━━━ SUPPLIED DATA ━━━

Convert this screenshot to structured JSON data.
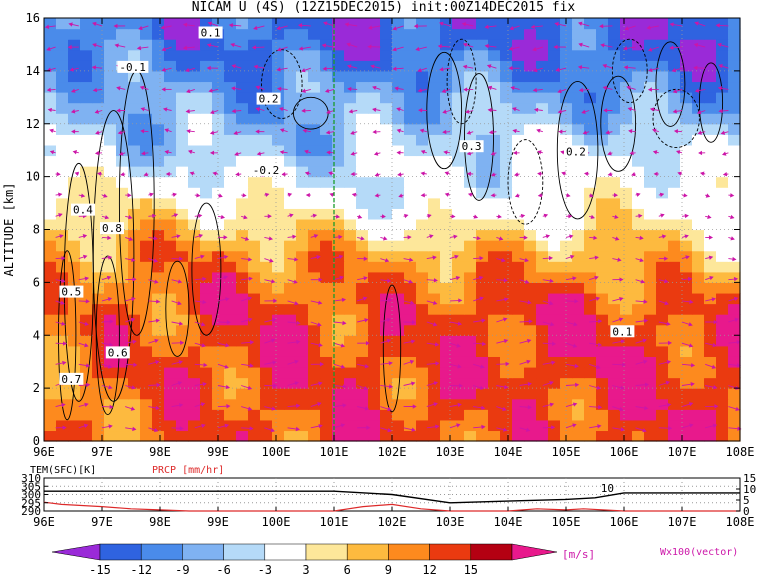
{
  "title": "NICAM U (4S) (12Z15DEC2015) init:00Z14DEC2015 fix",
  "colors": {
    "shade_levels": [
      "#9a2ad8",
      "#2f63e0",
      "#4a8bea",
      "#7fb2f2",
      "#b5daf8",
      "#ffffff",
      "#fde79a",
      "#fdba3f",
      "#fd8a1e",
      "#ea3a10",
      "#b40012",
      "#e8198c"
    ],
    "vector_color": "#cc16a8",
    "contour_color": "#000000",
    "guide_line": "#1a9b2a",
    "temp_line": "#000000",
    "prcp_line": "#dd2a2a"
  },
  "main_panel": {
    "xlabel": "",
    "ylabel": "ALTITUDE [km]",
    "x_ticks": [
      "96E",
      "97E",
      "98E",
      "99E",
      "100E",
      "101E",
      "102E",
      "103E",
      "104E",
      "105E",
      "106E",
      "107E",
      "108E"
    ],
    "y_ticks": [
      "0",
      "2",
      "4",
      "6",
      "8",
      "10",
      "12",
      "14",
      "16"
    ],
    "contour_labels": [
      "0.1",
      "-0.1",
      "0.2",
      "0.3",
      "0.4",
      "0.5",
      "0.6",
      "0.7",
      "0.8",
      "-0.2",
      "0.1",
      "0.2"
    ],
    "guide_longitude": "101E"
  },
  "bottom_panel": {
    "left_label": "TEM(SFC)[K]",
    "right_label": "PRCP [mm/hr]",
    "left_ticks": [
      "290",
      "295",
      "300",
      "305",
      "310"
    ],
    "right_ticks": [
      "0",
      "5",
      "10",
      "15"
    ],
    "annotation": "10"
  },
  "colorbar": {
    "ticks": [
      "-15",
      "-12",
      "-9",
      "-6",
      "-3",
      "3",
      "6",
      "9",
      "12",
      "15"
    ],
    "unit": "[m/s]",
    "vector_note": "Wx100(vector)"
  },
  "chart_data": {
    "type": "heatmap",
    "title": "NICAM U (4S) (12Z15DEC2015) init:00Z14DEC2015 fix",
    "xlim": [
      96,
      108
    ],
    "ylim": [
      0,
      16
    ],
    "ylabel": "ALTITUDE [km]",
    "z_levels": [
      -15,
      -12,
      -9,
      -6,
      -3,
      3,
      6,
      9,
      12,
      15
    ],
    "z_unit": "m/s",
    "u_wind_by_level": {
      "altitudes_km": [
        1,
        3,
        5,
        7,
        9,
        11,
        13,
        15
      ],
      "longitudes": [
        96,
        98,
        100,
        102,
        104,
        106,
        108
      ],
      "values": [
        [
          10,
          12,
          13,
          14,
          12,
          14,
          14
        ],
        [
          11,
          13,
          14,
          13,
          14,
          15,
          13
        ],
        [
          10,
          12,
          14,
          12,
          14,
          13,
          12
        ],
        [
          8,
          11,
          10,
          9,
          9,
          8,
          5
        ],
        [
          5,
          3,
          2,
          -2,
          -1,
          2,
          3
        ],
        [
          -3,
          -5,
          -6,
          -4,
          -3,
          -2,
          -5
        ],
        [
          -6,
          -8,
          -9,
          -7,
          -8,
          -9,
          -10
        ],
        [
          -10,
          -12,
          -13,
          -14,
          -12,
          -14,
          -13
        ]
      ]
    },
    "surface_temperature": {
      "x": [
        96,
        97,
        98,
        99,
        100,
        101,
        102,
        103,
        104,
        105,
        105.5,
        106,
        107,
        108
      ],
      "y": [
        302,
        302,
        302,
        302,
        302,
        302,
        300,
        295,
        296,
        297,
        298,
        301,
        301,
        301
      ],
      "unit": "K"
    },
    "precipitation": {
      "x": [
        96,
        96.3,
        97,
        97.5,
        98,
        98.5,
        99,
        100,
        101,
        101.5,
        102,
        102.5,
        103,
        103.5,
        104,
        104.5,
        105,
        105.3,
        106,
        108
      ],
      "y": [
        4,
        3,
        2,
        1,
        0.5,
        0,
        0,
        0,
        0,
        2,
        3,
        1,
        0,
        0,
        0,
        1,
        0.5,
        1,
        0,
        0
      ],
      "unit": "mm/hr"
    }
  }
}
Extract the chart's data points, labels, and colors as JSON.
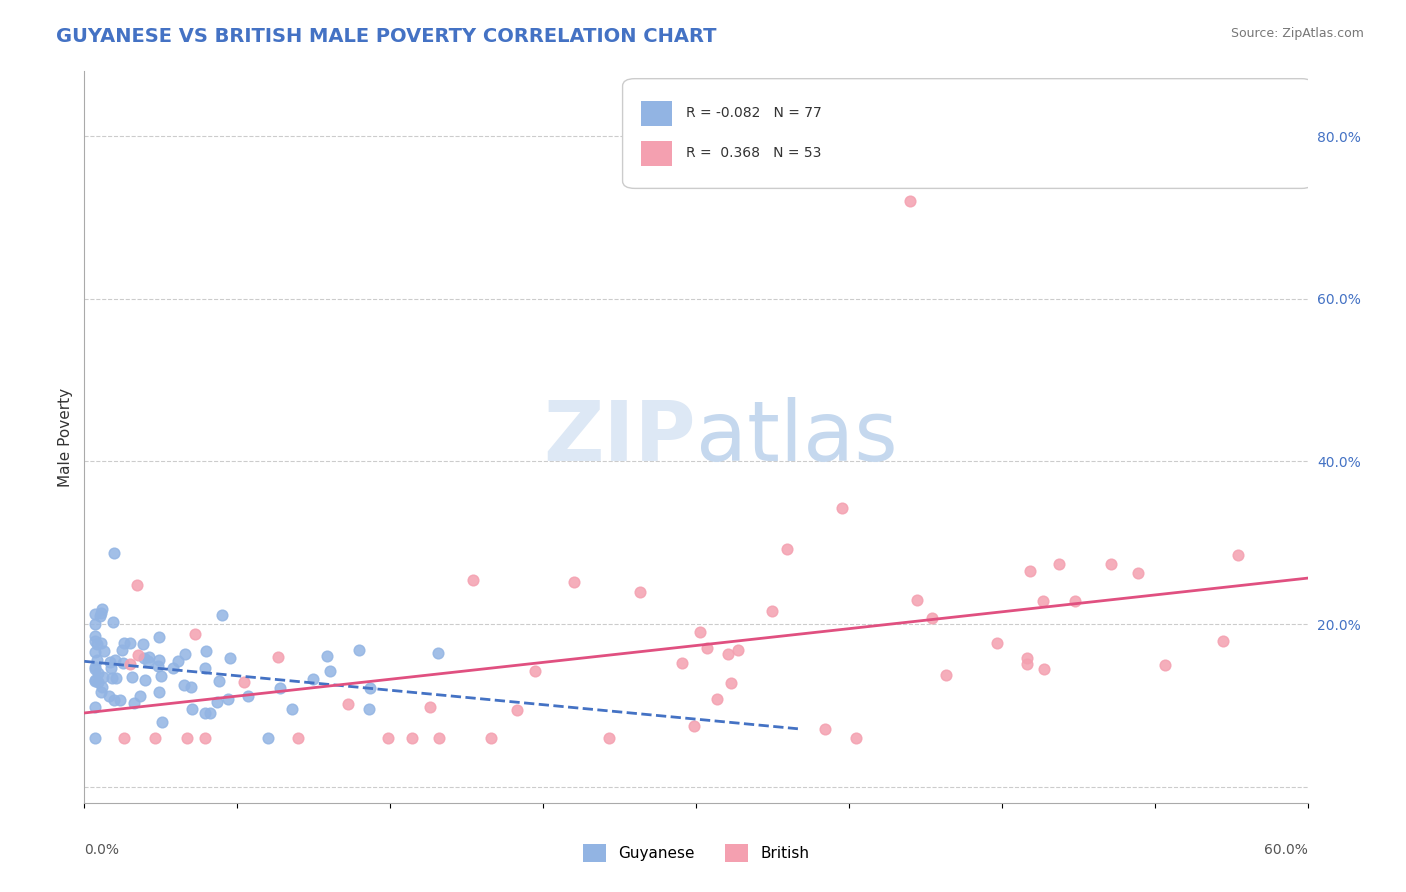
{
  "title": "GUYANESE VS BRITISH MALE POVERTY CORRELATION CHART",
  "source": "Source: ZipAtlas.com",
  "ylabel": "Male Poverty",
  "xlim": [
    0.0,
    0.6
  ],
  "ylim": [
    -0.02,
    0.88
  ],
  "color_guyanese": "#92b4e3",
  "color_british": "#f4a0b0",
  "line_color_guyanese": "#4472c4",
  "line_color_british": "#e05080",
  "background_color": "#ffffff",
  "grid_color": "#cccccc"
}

━━━

REQUIRED TASK:
Exactly the lines from the one with "Extract the chart's" through the end of the records should be written out, and only those. Pictures do not belong in the copy.

FINISHED ANSWER:
Extract the chart's data points, labels, and colors as JSON.
{
  "title": "GUYANESE VS BRITISH MALE POVERTY CORRELATION CHART",
  "source": "Source: ZipAtlas.com",
  "ylabel": "Male Poverty",
  "xlim": [
    0.0,
    0.6
  ],
  "ylim": [
    -0.02,
    0.88
  ],
  "color_guyanese": "#92b4e3",
  "color_british": "#f4a0b0",
  "line_color_guyanese": "#4472c4",
  "line_color_british": "#e05080",
  "background_color": "#ffffff",
  "grid_color": "#cccccc"
}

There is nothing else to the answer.